## Task description
Could you copy out all the entries below, changing each "candlestick" to "candle" and keeping everything else the same?

## Provided data
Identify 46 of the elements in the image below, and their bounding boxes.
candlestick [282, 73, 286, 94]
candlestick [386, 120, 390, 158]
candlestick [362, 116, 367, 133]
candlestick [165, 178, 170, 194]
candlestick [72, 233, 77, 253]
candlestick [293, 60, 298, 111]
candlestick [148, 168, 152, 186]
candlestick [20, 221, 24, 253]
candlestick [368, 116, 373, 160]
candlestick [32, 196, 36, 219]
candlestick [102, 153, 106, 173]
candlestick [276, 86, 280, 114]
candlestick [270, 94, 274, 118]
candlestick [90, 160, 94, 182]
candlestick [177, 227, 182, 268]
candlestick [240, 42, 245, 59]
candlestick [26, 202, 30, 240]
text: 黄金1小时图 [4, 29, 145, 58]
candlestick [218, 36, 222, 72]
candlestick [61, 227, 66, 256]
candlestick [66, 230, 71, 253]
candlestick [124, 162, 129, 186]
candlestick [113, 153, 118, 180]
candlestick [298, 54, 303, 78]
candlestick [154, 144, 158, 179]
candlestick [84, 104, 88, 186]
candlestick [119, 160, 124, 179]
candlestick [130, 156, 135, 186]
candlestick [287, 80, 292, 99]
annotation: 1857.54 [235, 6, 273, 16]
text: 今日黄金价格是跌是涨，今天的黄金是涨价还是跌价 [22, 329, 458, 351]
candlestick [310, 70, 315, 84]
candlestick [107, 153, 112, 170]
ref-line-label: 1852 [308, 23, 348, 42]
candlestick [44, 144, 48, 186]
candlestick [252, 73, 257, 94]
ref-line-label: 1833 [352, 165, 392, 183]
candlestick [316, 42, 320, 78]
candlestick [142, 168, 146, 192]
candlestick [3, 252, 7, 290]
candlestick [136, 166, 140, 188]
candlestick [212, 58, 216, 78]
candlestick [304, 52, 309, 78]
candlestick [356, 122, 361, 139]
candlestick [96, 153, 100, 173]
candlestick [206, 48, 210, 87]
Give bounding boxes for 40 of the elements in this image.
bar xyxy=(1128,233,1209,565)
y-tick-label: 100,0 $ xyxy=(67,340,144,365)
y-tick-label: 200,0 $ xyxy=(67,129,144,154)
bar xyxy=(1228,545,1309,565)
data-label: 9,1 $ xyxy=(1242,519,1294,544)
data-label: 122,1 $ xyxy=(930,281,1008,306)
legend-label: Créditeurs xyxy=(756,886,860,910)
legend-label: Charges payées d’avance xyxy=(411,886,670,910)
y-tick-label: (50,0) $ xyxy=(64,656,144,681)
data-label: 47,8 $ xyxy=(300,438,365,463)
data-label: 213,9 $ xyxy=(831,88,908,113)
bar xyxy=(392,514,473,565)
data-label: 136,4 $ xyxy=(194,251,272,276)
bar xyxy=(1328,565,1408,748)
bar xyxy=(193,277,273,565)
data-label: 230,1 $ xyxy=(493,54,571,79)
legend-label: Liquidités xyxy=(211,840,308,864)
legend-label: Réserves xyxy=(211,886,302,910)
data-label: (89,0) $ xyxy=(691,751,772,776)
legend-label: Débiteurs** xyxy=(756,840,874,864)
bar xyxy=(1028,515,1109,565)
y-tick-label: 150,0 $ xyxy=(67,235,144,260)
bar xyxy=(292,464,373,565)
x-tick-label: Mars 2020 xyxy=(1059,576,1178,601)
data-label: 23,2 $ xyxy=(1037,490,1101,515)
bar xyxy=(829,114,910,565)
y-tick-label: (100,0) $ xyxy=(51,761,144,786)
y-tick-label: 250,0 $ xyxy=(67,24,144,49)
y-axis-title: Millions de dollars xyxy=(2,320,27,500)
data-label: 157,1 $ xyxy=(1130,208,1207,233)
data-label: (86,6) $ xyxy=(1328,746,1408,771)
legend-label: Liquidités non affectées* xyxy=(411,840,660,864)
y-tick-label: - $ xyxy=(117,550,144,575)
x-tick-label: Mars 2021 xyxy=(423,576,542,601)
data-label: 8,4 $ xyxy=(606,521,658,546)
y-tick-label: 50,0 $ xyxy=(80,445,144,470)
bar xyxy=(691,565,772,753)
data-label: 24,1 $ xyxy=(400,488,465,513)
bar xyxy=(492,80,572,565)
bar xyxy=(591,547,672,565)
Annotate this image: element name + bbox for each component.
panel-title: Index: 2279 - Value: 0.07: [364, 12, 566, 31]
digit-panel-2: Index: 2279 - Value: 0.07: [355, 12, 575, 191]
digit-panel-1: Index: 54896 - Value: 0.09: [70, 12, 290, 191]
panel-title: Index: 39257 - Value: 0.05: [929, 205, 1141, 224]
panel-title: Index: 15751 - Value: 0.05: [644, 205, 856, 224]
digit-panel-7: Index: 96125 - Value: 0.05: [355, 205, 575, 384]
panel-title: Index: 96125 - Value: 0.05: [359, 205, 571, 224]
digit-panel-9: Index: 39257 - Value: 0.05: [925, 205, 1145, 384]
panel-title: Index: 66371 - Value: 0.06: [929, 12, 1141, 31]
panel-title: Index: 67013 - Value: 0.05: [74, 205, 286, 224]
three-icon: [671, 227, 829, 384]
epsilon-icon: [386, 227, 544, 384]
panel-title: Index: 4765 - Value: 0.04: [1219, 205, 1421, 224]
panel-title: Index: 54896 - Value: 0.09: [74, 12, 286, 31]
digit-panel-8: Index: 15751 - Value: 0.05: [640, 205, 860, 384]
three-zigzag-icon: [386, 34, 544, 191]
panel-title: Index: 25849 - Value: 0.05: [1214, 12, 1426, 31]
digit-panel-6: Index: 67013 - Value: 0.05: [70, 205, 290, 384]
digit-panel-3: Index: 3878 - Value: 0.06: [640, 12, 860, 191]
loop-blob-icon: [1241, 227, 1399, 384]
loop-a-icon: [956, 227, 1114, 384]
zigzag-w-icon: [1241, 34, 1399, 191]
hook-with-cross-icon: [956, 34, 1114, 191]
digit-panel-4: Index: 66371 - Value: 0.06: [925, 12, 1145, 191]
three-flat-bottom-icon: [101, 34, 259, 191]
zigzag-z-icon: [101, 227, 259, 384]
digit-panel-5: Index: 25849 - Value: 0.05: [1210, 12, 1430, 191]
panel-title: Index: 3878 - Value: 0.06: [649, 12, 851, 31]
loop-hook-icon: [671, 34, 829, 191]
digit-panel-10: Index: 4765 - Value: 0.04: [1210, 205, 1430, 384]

## Finished task
Identify 46 of the elements in the image below, and their bounding boxes.
candle [282, 73, 286, 94]
candle [386, 120, 390, 158]
candle [362, 116, 367, 133]
candle [165, 178, 170, 194]
candle [72, 233, 77, 253]
candle [293, 60, 298, 111]
candle [148, 168, 152, 186]
candle [20, 221, 24, 253]
candle [368, 116, 373, 160]
candle [32, 196, 36, 219]
candle [102, 153, 106, 173]
candle [276, 86, 280, 114]
candle [270, 94, 274, 118]
candle [90, 160, 94, 182]
candle [177, 227, 182, 268]
candle [240, 42, 245, 59]
candle [26, 202, 30, 240]
text: 黄金1小时图 [4, 29, 145, 58]
candle [218, 36, 222, 72]
candle [61, 227, 66, 256]
candle [66, 230, 71, 253]
candle [124, 162, 129, 186]
candle [113, 153, 118, 180]
candle [298, 54, 303, 78]
candle [154, 144, 158, 179]
candle [84, 104, 88, 186]
candle [119, 160, 124, 179]
candle [130, 156, 135, 186]
candle [287, 80, 292, 99]
annotation: 1857.54 [235, 6, 273, 16]
text: 今日黄金价格是跌是涨，今天的黄金是涨价还是跌价 [22, 329, 458, 351]
candle [310, 70, 315, 84]
candle [107, 153, 112, 170]
ref-line-label: 1852 [308, 23, 348, 42]
candle [44, 144, 48, 186]
candle [252, 73, 257, 94]
ref-line-label: 1833 [352, 165, 392, 183]
candle [316, 42, 320, 78]
candle [142, 168, 146, 192]
candle [3, 252, 7, 290]
candle [136, 166, 140, 188]
candle [212, 58, 216, 78]
candle [304, 52, 309, 78]
candle [356, 122, 361, 139]
candle [96, 153, 100, 173]
candle [206, 48, 210, 87]
Give bounding boxes for 40 of the elements in this image.
bar xyxy=(1128,233,1209,565)
y-tick-label: 100,0 $ xyxy=(67,340,144,365)
y-tick-label: 200,0 $ xyxy=(67,129,144,154)
bar xyxy=(1228,545,1309,565)
data-label: 9,1 $ xyxy=(1242,519,1294,544)
data-label: 122,1 $ xyxy=(930,281,1008,306)
legend-label: Créditeurs xyxy=(756,886,860,910)
legend-label: Charges payées d’avance xyxy=(411,886,670,910)
y-tick-label: (50,0) $ xyxy=(64,656,144,681)
data-label: 47,8 $ xyxy=(300,438,365,463)
data-label: 213,9 $ xyxy=(831,88,908,113)
bar xyxy=(392,514,473,565)
data-label: 136,4 $ xyxy=(194,251,272,276)
bar xyxy=(1328,565,1408,748)
bar xyxy=(193,277,273,565)
data-label: 230,1 $ xyxy=(493,54,571,79)
legend-label: Liquidités xyxy=(211,840,308,864)
legend-label: Réserves xyxy=(211,886,302,910)
data-label: (89,0) $ xyxy=(691,751,772,776)
legend-label: Débiteurs** xyxy=(756,840,874,864)
bar xyxy=(1028,515,1109,565)
y-tick-label: 150,0 $ xyxy=(67,235,144,260)
bar xyxy=(292,464,373,565)
x-tick-label: Mars 2020 xyxy=(1059,576,1178,601)
data-label: 23,2 $ xyxy=(1037,490,1101,515)
bar xyxy=(829,114,910,565)
y-tick-label: (100,0) $ xyxy=(51,761,144,786)
y-tick-label: 250,0 $ xyxy=(67,24,144,49)
y-axis-title: Millions de dollars xyxy=(2,320,27,500)
data-label: 157,1 $ xyxy=(1130,208,1207,233)
data-label: (86,6) $ xyxy=(1328,746,1408,771)
legend-label: Liquidités non affectées* xyxy=(411,840,660,864)
y-tick-label: - $ xyxy=(117,550,144,575)
x-tick-label: Mars 2021 xyxy=(423,576,542,601)
data-label: 8,4 $ xyxy=(606,521,658,546)
y-tick-label: 50,0 $ xyxy=(80,445,144,470)
bar xyxy=(691,565,772,753)
data-label: 24,1 $ xyxy=(400,488,465,513)
bar xyxy=(492,80,572,565)
bar xyxy=(591,547,672,565)
Annotate this image: element name + bbox for each component.
panel-title: Index: 2279 - Value: 0.07: [364, 12, 566, 31]
digit-panel-2: Index: 2279 - Value: 0.07: [355, 12, 575, 191]
digit-panel-1: Index: 54896 - Value: 0.09: [70, 12, 290, 191]
panel-title: Index: 39257 - Value: 0.05: [929, 205, 1141, 224]
panel-title: Index: 15751 - Value: 0.05: [644, 205, 856, 224]
digit-panel-7: Index: 96125 - Value: 0.05: [355, 205, 575, 384]
panel-title: Index: 96125 - Value: 0.05: [359, 205, 571, 224]
digit-panel-9: Index: 39257 - Value: 0.05: [925, 205, 1145, 384]
panel-title: Index: 66371 - Value: 0.06: [929, 12, 1141, 31]
panel-title: Index: 67013 - Value: 0.05: [74, 205, 286, 224]
three-icon: [671, 227, 829, 384]
epsilon-icon: [386, 227, 544, 384]
panel-title: Index: 4765 - Value: 0.04: [1219, 205, 1421, 224]
panel-title: Index: 54896 - Value: 0.09: [74, 12, 286, 31]
digit-panel-8: Index: 15751 - Value: 0.05: [640, 205, 860, 384]
three-zigzag-icon: [386, 34, 544, 191]
panel-title: Index: 25849 - Value: 0.05: [1214, 12, 1426, 31]
digit-panel-6: Index: 67013 - Value: 0.05: [70, 205, 290, 384]
digit-panel-3: Index: 3878 - Value: 0.06: [640, 12, 860, 191]
loop-blob-icon: [1241, 227, 1399, 384]
loop-a-icon: [956, 227, 1114, 384]
zigzag-w-icon: [1241, 34, 1399, 191]
hook-with-cross-icon: [956, 34, 1114, 191]
digit-panel-4: Index: 66371 - Value: 0.06: [925, 12, 1145, 191]
three-flat-bottom-icon: [101, 34, 259, 191]
zigzag-z-icon: [101, 227, 259, 384]
digit-panel-5: Index: 25849 - Value: 0.05: [1210, 12, 1430, 191]
panel-title: Index: 3878 - Value: 0.06: [649, 12, 851, 31]
loop-hook-icon: [671, 34, 829, 191]
digit-panel-10: Index: 4765 - Value: 0.04: [1210, 205, 1430, 384]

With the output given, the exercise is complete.